**Written exercise:**
Tally the lines that hold the word "времени" and reply with that figure only.

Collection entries
★ ★ ★ ★

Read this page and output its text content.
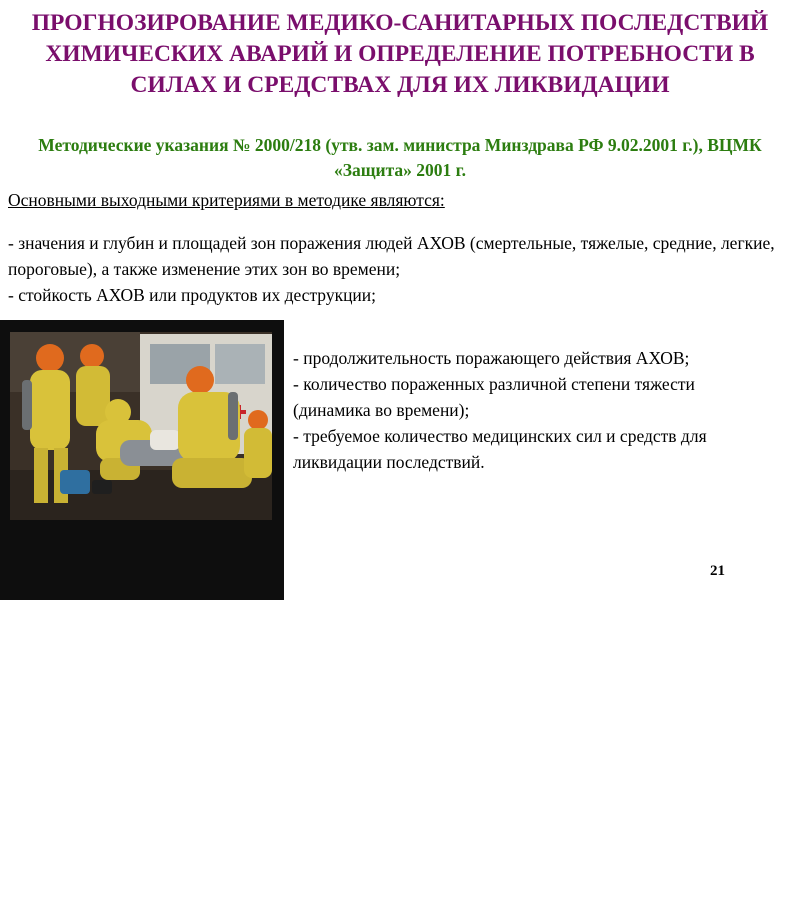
ПРОГНОЗИРОВАНИЕ МЕДИКО-САНИТАРНЫХ ПОСЛЕДСТВИЙ ХИМИЧЕСКИХ АВАРИЙ И ОПРЕДЕЛЕНИЕ ПОТРЕБНОСТИ В СИЛАХ И СРЕДСТВАХ ДЛЯ ИХ ЛИКВИДАЦИИ
Методические указания № 2000/218 (утв. зам. министра Минздрава РФ 9.02.2001 г.), ВЦМК «Защита» 2001 г.
Основными выходными критериями в методике являются:

- значения и глубин и площадей зон поражения людей АХОВ (смертельные, тяжелые, средние, легкие, пороговые), а также изменение этих зон во времени;

- стойкость АХОВ или продуктов их деструкции;

ЭКСПРЕСС-ОЦЕНКА
медико-санитарных последствий
химических аварий и необходимых сил
и средств для их ликвидации

- продолжительность поражающего действия АХОВ;

- количество пораженных различной степени тяжести (динамика во времени);

- требуемое количество медицинских сил и средств для ликвидации последствий.

21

★ ★ ★ ★

**Answer for this exercise:**
2